§ TASK BRIEF: Revise the mailing-list reply between "Wow. How often" and "of the build.", inclusive, so that "developer body" reads "developer community", and give that span back.

On Tue, Jan 19, 2010 at 04:04:07PM -0800, Russ Allbery wrote:
> > hu? since when do we have a broader interest in people patching and
> > rebuilding packages? I know that there are *some* people interested in
> > that (me included) but I don't see that a broader audience wants to
> > support that.
> 
> Uh, since as long as I've been part of the project.  I think this is at
> least the third time that I recall the same topic coming up on -devel.

Wow. How often a topic comes up on -devel is an indicator how
representative a given idea is in the whole developer body?
It might be a sign that the people who want it tend to ask for it
a lot.

> > Apart from this it seems quiet illusionary to support every possible
> > circumstance under which a dirty build environment could affect a build.
> 
> For the most part, these problems are caused by Autoconf scripts that
> automatically detect features during the configure stage of the build.
> For the most part, Debian wants to enable all of those features anyway, so
> there isn't a serious problem.  In the cases where we don't, there is
> usually an explicit --disable-X or --without-X flag that can be given to
> configure.  Where there isn't, that's an upstream bug that is usually
> worthwhile to work with upstream to fix.

Well, I can't tell if most packages use autoconf. Probably they do.
But there are plenty of other build systems around, all with its own
caveats. So my statement "... illussionary to support /every/ possible
circumstance ..." is still true. That does not mean that we shouldn't
fix such bugs if they arise (obviously we should) but having priority
on it is a different thing.

> This really isn't that horribly difficult in most cases.  In cases where
> it is difficult, Build-Conflicts can be used to ensure a reasonable build
> environment when a package would otherwise insist on picking up an
> incorrect dependency.  In some pathological cases, it may be difficult
> enough to not be worth it, but in that case I think it's a wontfix bug,
> not a non-bug.
> 
> > Bug or not: For the binary packages we provide (which is after all still
> > the main priority as a binary distribution) we really want that they are
> > built properly in either case. So providing a build environment as clean
> > as it could be is really a good thing.
> 
> sbuild has never provided this in the history of the project.  I really
> have to question the emphasis put on this given that we've lived for all
> these years without having that and by fixing the packages to do the right
> thing.

Eh.. what? I'm using sbuild to build my packages before uploading them
locally. It uses schroot and schroot supports LVM snapshots.

§ EXCERPTED RECORDS:

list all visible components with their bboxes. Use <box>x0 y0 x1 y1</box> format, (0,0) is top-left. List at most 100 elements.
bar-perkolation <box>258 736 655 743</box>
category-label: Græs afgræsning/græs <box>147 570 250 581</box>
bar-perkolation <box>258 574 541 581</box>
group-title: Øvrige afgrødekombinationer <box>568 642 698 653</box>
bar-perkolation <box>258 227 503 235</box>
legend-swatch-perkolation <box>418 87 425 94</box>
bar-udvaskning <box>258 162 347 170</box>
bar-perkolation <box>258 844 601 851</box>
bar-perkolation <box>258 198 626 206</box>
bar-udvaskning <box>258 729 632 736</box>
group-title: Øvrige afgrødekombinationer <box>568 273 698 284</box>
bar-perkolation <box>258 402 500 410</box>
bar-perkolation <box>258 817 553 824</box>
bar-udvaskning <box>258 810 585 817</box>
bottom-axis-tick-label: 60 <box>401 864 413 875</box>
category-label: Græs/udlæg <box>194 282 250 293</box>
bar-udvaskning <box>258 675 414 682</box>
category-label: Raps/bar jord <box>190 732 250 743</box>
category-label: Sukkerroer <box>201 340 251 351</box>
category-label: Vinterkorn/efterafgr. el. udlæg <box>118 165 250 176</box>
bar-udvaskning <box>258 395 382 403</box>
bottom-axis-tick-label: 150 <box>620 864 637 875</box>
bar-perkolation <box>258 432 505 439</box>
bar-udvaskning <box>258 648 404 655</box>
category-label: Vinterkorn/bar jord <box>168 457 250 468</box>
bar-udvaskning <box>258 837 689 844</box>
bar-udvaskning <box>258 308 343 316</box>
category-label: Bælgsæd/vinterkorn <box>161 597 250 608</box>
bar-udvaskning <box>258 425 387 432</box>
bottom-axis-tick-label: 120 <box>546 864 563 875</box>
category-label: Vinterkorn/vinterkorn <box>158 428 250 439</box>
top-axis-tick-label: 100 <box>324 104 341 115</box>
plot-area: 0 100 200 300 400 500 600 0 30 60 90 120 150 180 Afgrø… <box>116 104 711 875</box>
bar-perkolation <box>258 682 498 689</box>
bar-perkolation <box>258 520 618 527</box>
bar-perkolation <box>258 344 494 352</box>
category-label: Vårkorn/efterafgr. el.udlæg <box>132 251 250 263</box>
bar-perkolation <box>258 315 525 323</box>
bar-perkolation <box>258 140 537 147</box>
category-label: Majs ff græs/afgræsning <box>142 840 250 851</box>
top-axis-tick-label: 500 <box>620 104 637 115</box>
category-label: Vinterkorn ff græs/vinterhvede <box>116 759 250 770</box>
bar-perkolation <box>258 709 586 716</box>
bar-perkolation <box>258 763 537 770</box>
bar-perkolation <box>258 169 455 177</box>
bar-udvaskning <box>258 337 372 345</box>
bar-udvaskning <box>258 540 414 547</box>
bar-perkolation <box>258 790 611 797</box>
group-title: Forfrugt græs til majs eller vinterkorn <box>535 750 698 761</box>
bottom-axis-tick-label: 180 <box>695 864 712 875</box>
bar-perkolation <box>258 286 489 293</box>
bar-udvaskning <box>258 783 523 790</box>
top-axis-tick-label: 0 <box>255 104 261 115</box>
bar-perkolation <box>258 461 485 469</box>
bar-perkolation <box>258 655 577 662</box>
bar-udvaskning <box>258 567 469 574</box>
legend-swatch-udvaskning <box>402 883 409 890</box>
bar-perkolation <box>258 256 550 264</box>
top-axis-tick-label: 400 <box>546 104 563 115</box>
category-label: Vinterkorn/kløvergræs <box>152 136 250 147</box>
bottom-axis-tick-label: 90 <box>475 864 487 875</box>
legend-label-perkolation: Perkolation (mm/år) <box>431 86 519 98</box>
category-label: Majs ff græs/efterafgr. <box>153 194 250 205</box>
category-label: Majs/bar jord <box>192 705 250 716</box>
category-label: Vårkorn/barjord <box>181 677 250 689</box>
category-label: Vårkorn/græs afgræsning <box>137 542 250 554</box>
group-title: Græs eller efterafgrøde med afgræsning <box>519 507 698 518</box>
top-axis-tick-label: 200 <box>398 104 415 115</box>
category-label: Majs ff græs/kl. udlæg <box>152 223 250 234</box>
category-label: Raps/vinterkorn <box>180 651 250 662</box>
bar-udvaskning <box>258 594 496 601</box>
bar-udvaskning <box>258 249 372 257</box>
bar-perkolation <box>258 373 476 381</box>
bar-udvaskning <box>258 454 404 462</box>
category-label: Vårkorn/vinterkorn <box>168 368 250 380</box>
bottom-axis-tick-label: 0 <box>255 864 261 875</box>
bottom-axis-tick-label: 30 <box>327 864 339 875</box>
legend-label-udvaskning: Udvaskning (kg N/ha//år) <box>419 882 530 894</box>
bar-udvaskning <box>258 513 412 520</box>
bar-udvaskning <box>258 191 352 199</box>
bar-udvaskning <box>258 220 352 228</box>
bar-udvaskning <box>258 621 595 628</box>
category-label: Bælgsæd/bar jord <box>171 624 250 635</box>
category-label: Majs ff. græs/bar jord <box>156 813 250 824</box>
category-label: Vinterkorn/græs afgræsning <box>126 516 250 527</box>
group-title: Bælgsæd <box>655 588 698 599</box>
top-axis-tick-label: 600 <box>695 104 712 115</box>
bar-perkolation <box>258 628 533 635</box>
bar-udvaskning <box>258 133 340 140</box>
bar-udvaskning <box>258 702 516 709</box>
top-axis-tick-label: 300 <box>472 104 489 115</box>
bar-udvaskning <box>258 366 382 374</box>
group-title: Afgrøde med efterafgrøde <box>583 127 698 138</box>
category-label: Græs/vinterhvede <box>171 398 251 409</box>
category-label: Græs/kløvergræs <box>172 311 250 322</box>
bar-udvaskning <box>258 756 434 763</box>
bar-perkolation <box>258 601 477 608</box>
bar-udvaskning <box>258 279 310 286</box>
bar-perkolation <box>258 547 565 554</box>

§ EXERCISE OUTPUT:
Wow. How often a topic comes up on -devel is an indicator how
representative a given idea is in the whole developer community?
It might be a sign that the people who want it tend to ask for it
a lot.

> > Apart from this it seems quiet illusionary to support every possible
> > circumstance under which a dirty build environment could affect a build.
> 
> For the most part, these problems are caused by Autoconf scripts that
> automatically detect features during the configure stage of the build.